# TAREFAS A REALIZAR
(a) No texto apresentado, qual é o nome do informativo publicado a cada dois meses?
(b) Por favor, reproduza do texto apresentado o trecho que começa pelas palavras "Também começamos um" e termina em "população em geral.".

A partir disso, muitas outras propostas começaram a surgir, e o que eram inicialmente dois projetos isolados se transformaram em um programa de extensão e divulgação científica, que hoje a gente chama de programa Popneuro, composto por uma série de subprojetos.
Todo ano a gente realiza pelo menos uma edição do curso de formação continuada de professores de educação básica em neurociência aplicada à educação. Esse curso deu origem a um outro de especialização com duração de dois anos, que já formou duas turmas de professores de educação básica especialistas em neurociência aplicada à educação.
A gente também continua com o projeto que inicialmente foi chamado de “A neurociência vai à escola”, que a gente passou a chamar de neuroblitz, com intervenções semanais em escolas públicas ao longo de um semestre trabalhando temas como aprendizagem, emoções, saúde mental, os efeitos das drogas sobre o cérebro, neuromitos e por aí vai.
Também começamos um projeto em feiras de ciências das escolas, divulgando a neurociência e começamos a fazer divulgação científica nas redes sociais, para ir um pouco além da escola. Criamos um informativo publicado a cada dois meses, que é a revista Neuroinfo, numa linguagem voltada para a população em geral.

# DADOS DE ORIGEM
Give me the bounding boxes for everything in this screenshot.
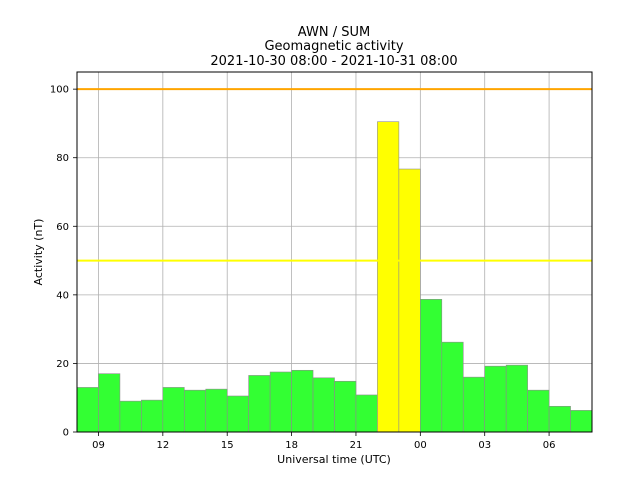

# RESPOSTAS EM ORDEM
(a) Revista Neuroinfo.

(b)
Também começamos um projeto em feiras de ciências das escolas, divulgando a neurociência e começamos a fazer divulgação científica nas redes sociais, para ir um pouco além da escola. Criamos um informativo publicado a cada dois meses, que é a revista Neuroinfo, numa linguagem voltada para a população em geral.